Word for word, give the material below again, minus any images.
## START
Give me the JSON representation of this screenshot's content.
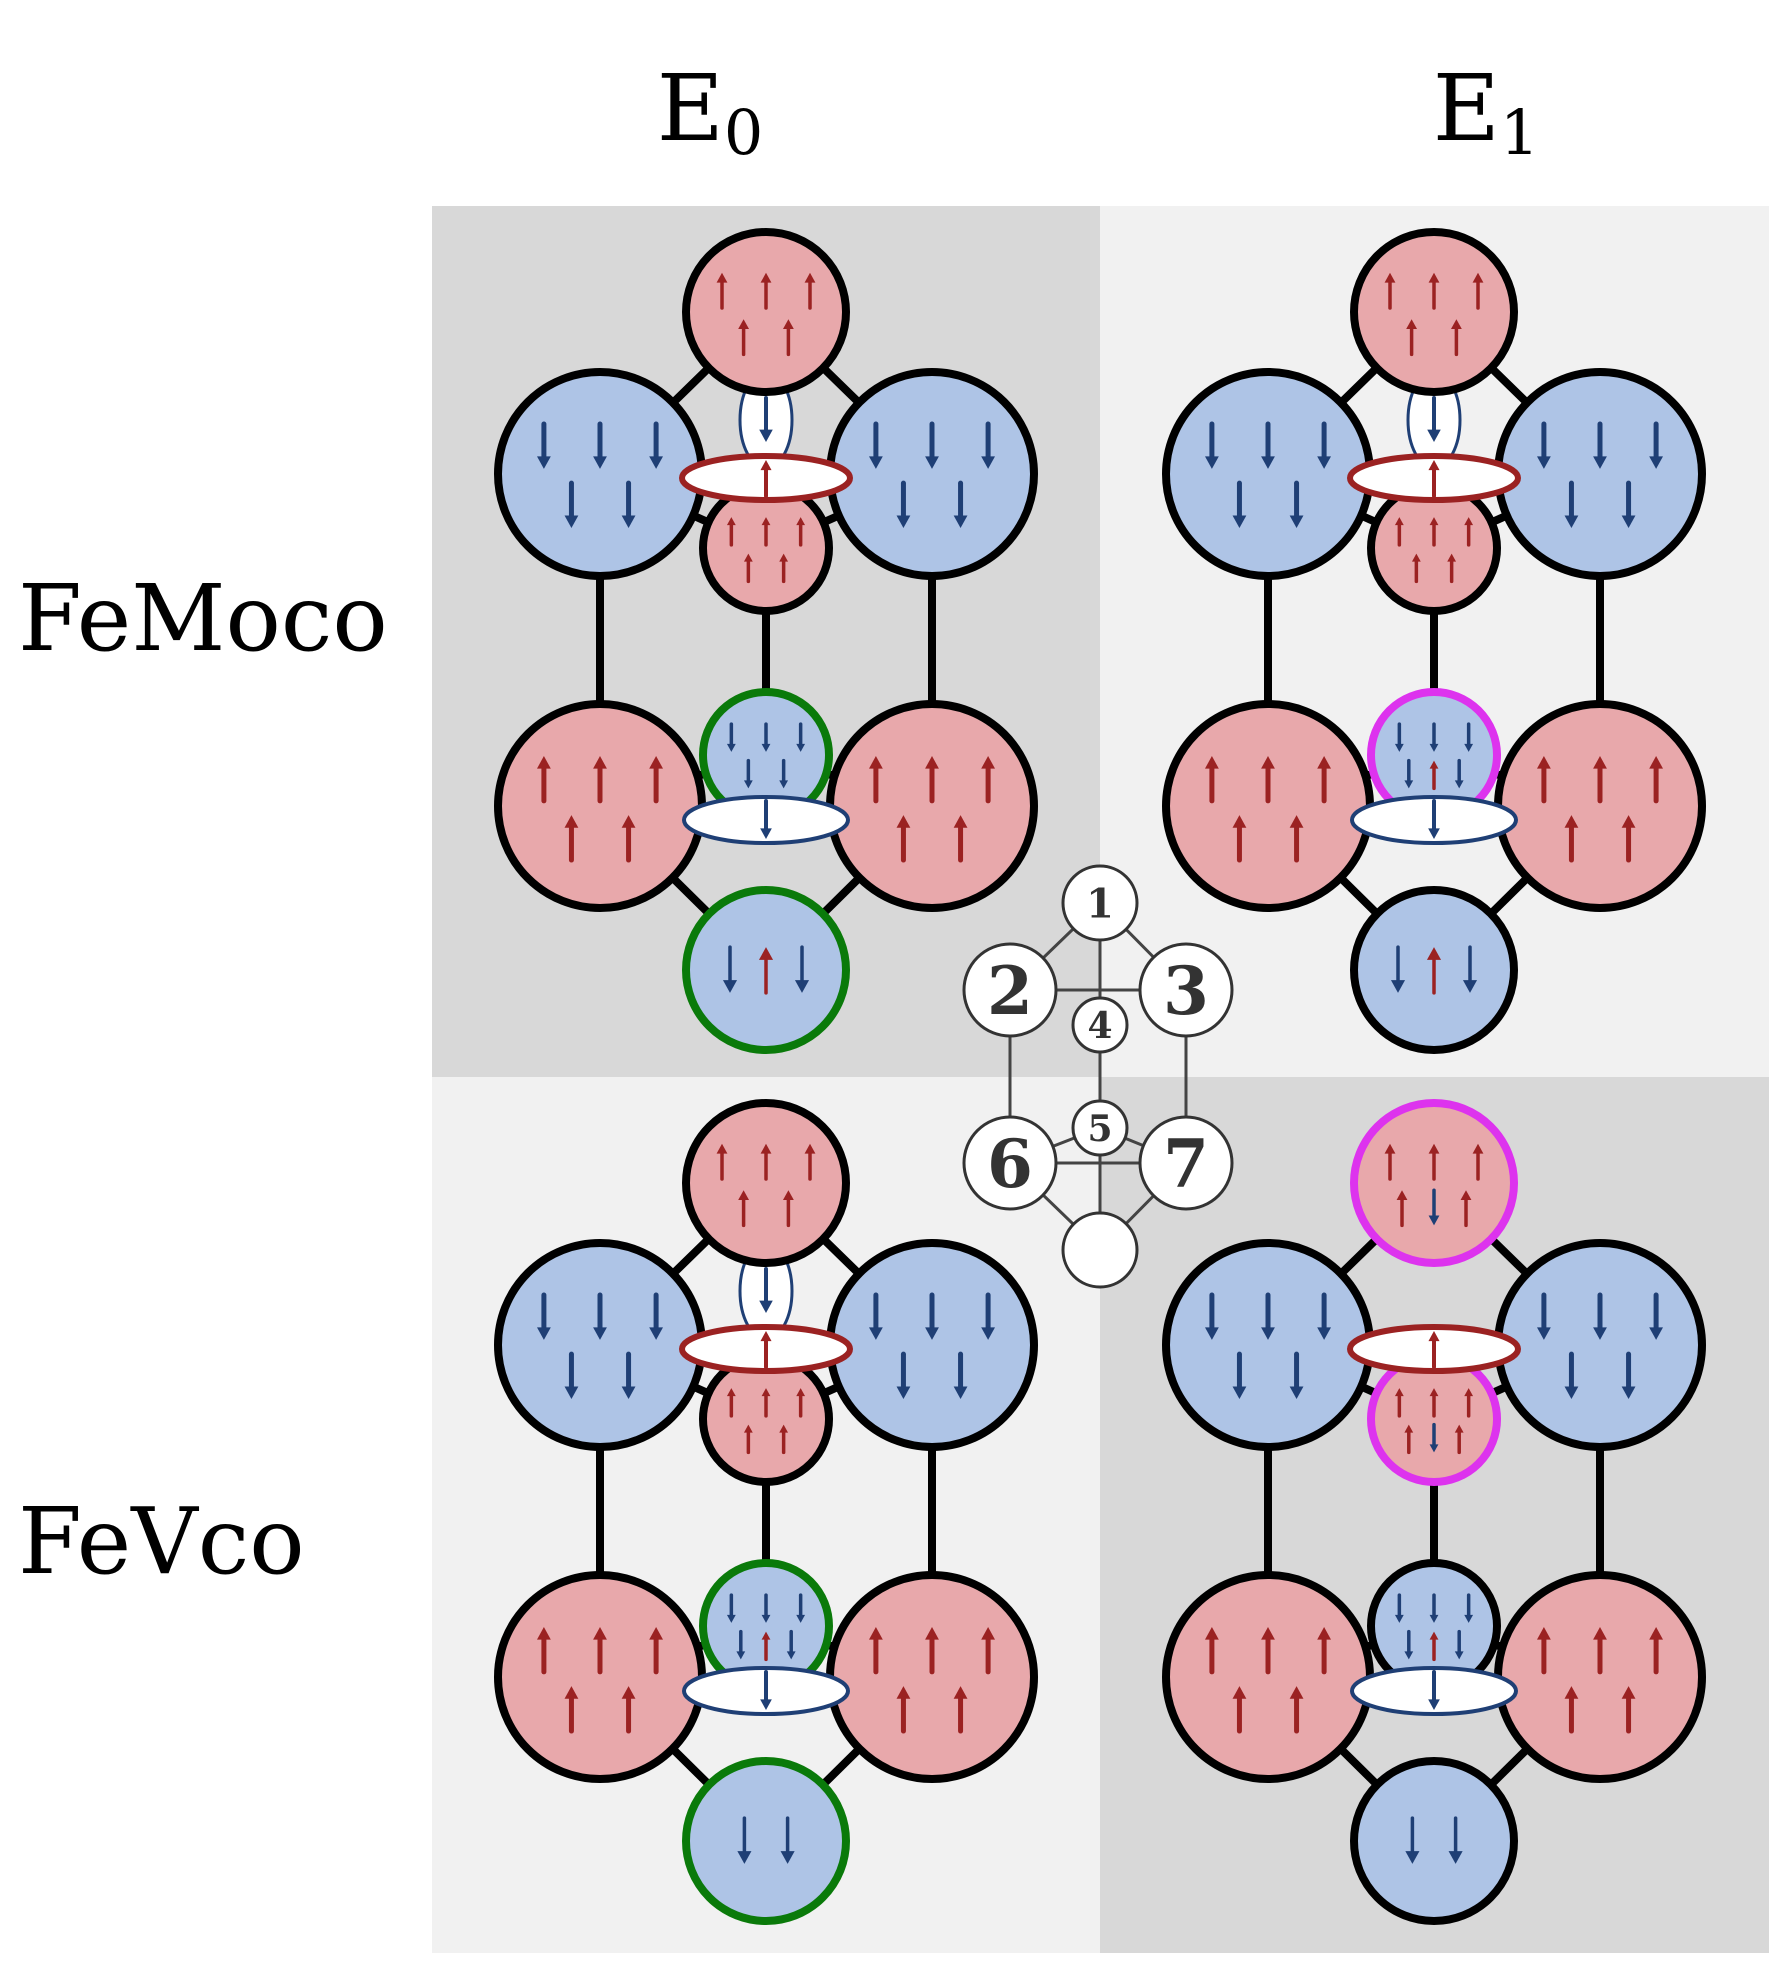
{
  "columns": [
    {
      "name": "E",
      "sub": "0"
    },
    {
      "name": "E",
      "sub": "1"
    }
  ],
  "rows": [
    "FeMoco",
    "FeVco"
  ],
  "colors": {
    "spin_up": "#9b2222",
    "spin_down": "#1f3f75",
    "up_site_fill": "#e8a8ab",
    "down_site_fill": "#aec4e6",
    "panel_dark": "#d8d8d8",
    "panel_light": "#f1f1f1",
    "highlight_green": "#0a7a0a",
    "highlight_magenta": "#dd33ee"
  },
  "key_nodes": [
    {
      "id": "k1",
      "label": "1"
    },
    {
      "id": "k2",
      "label": "2"
    },
    {
      "id": "k3",
      "label": "3"
    },
    {
      "id": "k4",
      "label": "4"
    },
    {
      "id": "k5",
      "label": "5"
    },
    {
      "id": "k6",
      "label": "6"
    },
    {
      "id": "k7",
      "label": "7"
    },
    {
      "id": "k8",
      "label": ""
    }
  ],
  "panels": [
    {
      "id": "femoco-e0",
      "shade": "dark",
      "sites": [
        {
          "site": 1,
          "spin": "up",
          "arrows": [
            "up",
            "up",
            "up",
            "up",
            "up"
          ],
          "highlight": "none"
        },
        {
          "site": 2,
          "spin": "down",
          "arrows": [
            "down",
            "down",
            "down",
            "down",
            "down"
          ],
          "highlight": "none"
        },
        {
          "site": 3,
          "spin": "down",
          "arrows": [
            "down",
            "down",
            "down",
            "down",
            "down"
          ],
          "highlight": "none"
        },
        {
          "site": 4,
          "spin": "up",
          "arrows": [
            "up",
            "up",
            "up",
            "up",
            "up"
          ],
          "highlight": "none"
        },
        {
          "site": 5,
          "spin": "down",
          "arrows": [
            "down",
            "down",
            "down",
            "down",
            "down"
          ],
          "highlight": "green"
        },
        {
          "site": 6,
          "spin": "up",
          "arrows": [
            "up",
            "up",
            "up",
            "up",
            "up"
          ],
          "highlight": "none"
        },
        {
          "site": 7,
          "spin": "up",
          "arrows": [
            "up",
            "up",
            "up",
            "up",
            "up"
          ],
          "highlight": "none"
        },
        {
          "site": 8,
          "spin": "down",
          "arrows": [
            "down",
            "up",
            "down"
          ],
          "highlight": "green"
        }
      ],
      "bond_upper": {
        "arrow": "up",
        "vertical_arrow": "down"
      },
      "bond_lower": {
        "arrow": "down"
      }
    },
    {
      "id": "femoco-e1",
      "shade": "light",
      "sites": [
        {
          "site": 1,
          "spin": "up",
          "arrows": [
            "up",
            "up",
            "up",
            "up",
            "up"
          ],
          "highlight": "none"
        },
        {
          "site": 2,
          "spin": "down",
          "arrows": [
            "down",
            "down",
            "down",
            "down",
            "down"
          ],
          "highlight": "none"
        },
        {
          "site": 3,
          "spin": "down",
          "arrows": [
            "down",
            "down",
            "down",
            "down",
            "down"
          ],
          "highlight": "none"
        },
        {
          "site": 4,
          "spin": "up",
          "arrows": [
            "up",
            "up",
            "up",
            "up",
            "up"
          ],
          "highlight": "none"
        },
        {
          "site": 5,
          "spin": "down",
          "arrows": [
            "down",
            "down",
            "down",
            "down",
            "up",
            "down"
          ],
          "highlight": "magenta"
        },
        {
          "site": 6,
          "spin": "up",
          "arrows": [
            "up",
            "up",
            "up",
            "up",
            "up"
          ],
          "highlight": "none"
        },
        {
          "site": 7,
          "spin": "up",
          "arrows": [
            "up",
            "up",
            "up",
            "up",
            "up"
          ],
          "highlight": "none"
        },
        {
          "site": 8,
          "spin": "down",
          "arrows": [
            "down",
            "up",
            "down"
          ],
          "highlight": "none"
        }
      ],
      "bond_upper": {
        "arrow": "up",
        "vertical_arrow": "down"
      },
      "bond_lower": {
        "arrow": "down"
      }
    },
    {
      "id": "fevco-e0",
      "shade": "light",
      "sites": [
        {
          "site": 1,
          "spin": "up",
          "arrows": [
            "up",
            "up",
            "up",
            "up",
            "up"
          ],
          "highlight": "none"
        },
        {
          "site": 2,
          "spin": "down",
          "arrows": [
            "down",
            "down",
            "down",
            "down",
            "down"
          ],
          "highlight": "none"
        },
        {
          "site": 3,
          "spin": "down",
          "arrows": [
            "down",
            "down",
            "down",
            "down",
            "down"
          ],
          "highlight": "none"
        },
        {
          "site": 4,
          "spin": "up",
          "arrows": [
            "up",
            "up",
            "up",
            "up",
            "up"
          ],
          "highlight": "none"
        },
        {
          "site": 5,
          "spin": "down",
          "arrows": [
            "down",
            "down",
            "down",
            "down",
            "up",
            "down"
          ],
          "highlight": "green"
        },
        {
          "site": 6,
          "spin": "up",
          "arrows": [
            "up",
            "up",
            "up",
            "up",
            "up"
          ],
          "highlight": "none"
        },
        {
          "site": 7,
          "spin": "up",
          "arrows": [
            "up",
            "up",
            "up",
            "up",
            "up"
          ],
          "highlight": "none"
        },
        {
          "site": 8,
          "spin": "down",
          "arrows": [
            "down",
            "down"
          ],
          "highlight": "green"
        }
      ],
      "bond_upper": {
        "arrow": "up",
        "vertical_arrow": "down"
      },
      "bond_lower": {
        "arrow": "down"
      }
    },
    {
      "id": "fevco-e1",
      "shade": "dark",
      "sites": [
        {
          "site": 1,
          "spin": "up",
          "arrows": [
            "up",
            "up",
            "up",
            "up",
            "down",
            "up"
          ],
          "highlight": "magenta"
        },
        {
          "site": 2,
          "spin": "down",
          "arrows": [
            "down",
            "down",
            "down",
            "down",
            "down"
          ],
          "highlight": "none"
        },
        {
          "site": 3,
          "spin": "down",
          "arrows": [
            "down",
            "down",
            "down",
            "down",
            "down"
          ],
          "highlight": "none"
        },
        {
          "site": 4,
          "spin": "up",
          "arrows": [
            "up",
            "up",
            "up",
            "up",
            "down",
            "up"
          ],
          "highlight": "magenta"
        },
        {
          "site": 5,
          "spin": "down",
          "arrows": [
            "down",
            "down",
            "down",
            "down",
            "up",
            "down"
          ],
          "highlight": "none"
        },
        {
          "site": 6,
          "spin": "up",
          "arrows": [
            "up",
            "up",
            "up",
            "up",
            "up"
          ],
          "highlight": "none"
        },
        {
          "site": 7,
          "spin": "up",
          "arrows": [
            "up",
            "up",
            "up",
            "up",
            "up"
          ],
          "highlight": "none"
        },
        {
          "site": 8,
          "spin": "down",
          "arrows": [
            "down",
            "down"
          ],
          "highlight": "none"
        }
      ],
      "bond_upper": {
        "arrow": "up",
        "vertical_arrow": "none"
      },
      "bond_lower": {
        "arrow": "down"
      }
    }
  ]
}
## END
FINISHED TASK:
Give me the JSON representation of this screenshot's content.
{
  "columns": [
    {
      "name": "E",
      "sub": "0"
    },
    {
      "name": "E",
      "sub": "1"
    }
  ],
  "rows": [
    "FeMoco",
    "FeVco"
  ],
  "colors": {
    "spin_up": "#9b2222",
    "spin_down": "#1f3f75",
    "up_site_fill": "#e8a8ab",
    "down_site_fill": "#aec4e6",
    "panel_dark": "#d8d8d8",
    "panel_light": "#f1f1f1",
    "highlight_green": "#0a7a0a",
    "highlight_magenta": "#dd33ee"
  },
  "key_nodes": [
    {
      "id": "k1",
      "label": "1"
    },
    {
      "id": "k2",
      "label": "2"
    },
    {
      "id": "k3",
      "label": "3"
    },
    {
      "id": "k4",
      "label": "4"
    },
    {
      "id": "k5",
      "label": "5"
    },
    {
      "id": "k6",
      "label": "6"
    },
    {
      "id": "k7",
      "label": "7"
    },
    {
      "id": "k8",
      "label": ""
    }
  ],
  "panels": [
    {
      "id": "femoco-e0",
      "shade": "dark",
      "sites": [
        {
          "site": 1,
          "spin": "up",
          "arrows": [
            "up",
            "up",
            "up",
            "up",
            "up"
          ],
          "highlight": "none"
        },
        {
          "site": 2,
          "spin": "down",
          "arrows": [
            "down",
            "down",
            "down",
            "down",
            "down"
          ],
          "highlight": "none"
        },
        {
          "site": 3,
          "spin": "down",
          "arrows": [
            "down",
            "down",
            "down",
            "down",
            "down"
          ],
          "highlight": "none"
        },
        {
          "site": 4,
          "spin": "up",
          "arrows": [
            "up",
            "up",
            "up",
            "up",
            "up"
          ],
          "highlight": "none"
        },
        {
          "site": 5,
          "spin": "down",
          "arrows": [
            "down",
            "down",
            "down",
            "down",
            "down"
          ],
          "highlight": "green"
        },
        {
          "site": 6,
          "spin": "up",
          "arrows": [
            "up",
            "up",
            "up",
            "up",
            "up"
          ],
          "highlight": "none"
        },
        {
          "site": 7,
          "spin": "up",
          "arrows": [
            "up",
            "up",
            "up",
            "up",
            "up"
          ],
          "highlight": "none"
        },
        {
          "site": 8,
          "spin": "down",
          "arrows": [
            "down",
            "up",
            "down"
          ],
          "highlight": "green"
        }
      ],
      "bond_upper": {
        "arrow": "up",
        "vertical_arrow": "down"
      },
      "bond_lower": {
        "arrow": "down"
      }
    },
    {
      "id": "femoco-e1",
      "shade": "light",
      "sites": [
        {
          "site": 1,
          "spin": "up",
          "arrows": [
            "up",
            "up",
            "up",
            "up",
            "up"
          ],
          "highlight": "none"
        },
        {
          "site": 2,
          "spin": "down",
          "arrows": [
            "down",
            "down",
            "down",
            "down",
            "down"
          ],
          "highlight": "none"
        },
        {
          "site": 3,
          "spin": "down",
          "arrows": [
            "down",
            "down",
            "down",
            "down",
            "down"
          ],
          "highlight": "none"
        },
        {
          "site": 4,
          "spin": "up",
          "arrows": [
            "up",
            "up",
            "up",
            "up",
            "up"
          ],
          "highlight": "none"
        },
        {
          "site": 5,
          "spin": "down",
          "arrows": [
            "down",
            "down",
            "down",
            "down",
            "up",
            "down"
          ],
          "highlight": "magenta"
        },
        {
          "site": 6,
          "spin": "up",
          "arrows": [
            "up",
            "up",
            "up",
            "up",
            "up"
          ],
          "highlight": "none"
        },
        {
          "site": 7,
          "spin": "up",
          "arrows": [
            "up",
            "up",
            "up",
            "up",
            "up"
          ],
          "highlight": "none"
        },
        {
          "site": 8,
          "spin": "down",
          "arrows": [
            "down",
            "up",
            "down"
          ],
          "highlight": "none"
        }
      ],
      "bond_upper": {
        "arrow": "up",
        "vertical_arrow": "down"
      },
      "bond_lower": {
        "arrow": "down"
      }
    },
    {
      "id": "fevco-e0",
      "shade": "light",
      "sites": [
        {
          "site": 1,
          "spin": "up",
          "arrows": [
            "up",
            "up",
            "up",
            "up",
            "up"
          ],
          "highlight": "none"
        },
        {
          "site": 2,
          "spin": "down",
          "arrows": [
            "down",
            "down",
            "down",
            "down",
            "down"
          ],
          "highlight": "none"
        },
        {
          "site": 3,
          "spin": "down",
          "arrows": [
            "down",
            "down",
            "down",
            "down",
            "down"
          ],
          "highlight": "none"
        },
        {
          "site": 4,
          "spin": "up",
          "arrows": [
            "up",
            "up",
            "up",
            "up",
            "up"
          ],
          "highlight": "none"
        },
        {
          "site": 5,
          "spin": "down",
          "arrows": [
            "down",
            "down",
            "down",
            "down",
            "up",
            "down"
          ],
          "highlight": "green"
        },
        {
          "site": 6,
          "spin": "up",
          "arrows": [
            "up",
            "up",
            "up",
            "up",
            "up"
          ],
          "highlight": "none"
        },
        {
          "site": 7,
          "spin": "up",
          "arrows": [
            "up",
            "up",
            "up",
            "up",
            "up"
          ],
          "highlight": "none"
        },
        {
          "site": 8,
          "spin": "down",
          "arrows": [
            "down",
            "down"
          ],
          "highlight": "green"
        }
      ],
      "bond_upper": {
        "arrow": "up",
        "vertical_arrow": "down"
      },
      "bond_lower": {
        "arrow": "down"
      }
    },
    {
      "id": "fevco-e1",
      "shade": "dark",
      "sites": [
        {
          "site": 1,
          "spin": "up",
          "arrows": [
            "up",
            "up",
            "up",
            "up",
            "down",
            "up"
          ],
          "highlight": "magenta"
        },
        {
          "site": 2,
          "spin": "down",
          "arrows": [
            "down",
            "down",
            "down",
            "down",
            "down"
          ],
          "highlight": "none"
        },
        {
          "site": 3,
          "spin": "down",
          "arrows": [
            "down",
            "down",
            "down",
            "down",
            "down"
          ],
          "highlight": "none"
        },
        {
          "site": 4,
          "spin": "up",
          "arrows": [
            "up",
            "up",
            "up",
            "up",
            "down",
            "up"
          ],
          "highlight": "magenta"
        },
        {
          "site": 5,
          "spin": "down",
          "arrows": [
            "down",
            "down",
            "down",
            "down",
            "up",
            "down"
          ],
          "highlight": "none"
        },
        {
          "site": 6,
          "spin": "up",
          "arrows": [
            "up",
            "up",
            "up",
            "up",
            "up"
          ],
          "highlight": "none"
        },
        {
          "site": 7,
          "spin": "up",
          "arrows": [
            "up",
            "up",
            "up",
            "up",
            "up"
          ],
          "highlight": "none"
        },
        {
          "site": 8,
          "spin": "down",
          "arrows": [
            "down",
            "down"
          ],
          "highlight": "none"
        }
      ],
      "bond_upper": {
        "arrow": "up",
        "vertical_arrow": "none"
      },
      "bond_lower": {
        "arrow": "down"
      }
    }
  ]
}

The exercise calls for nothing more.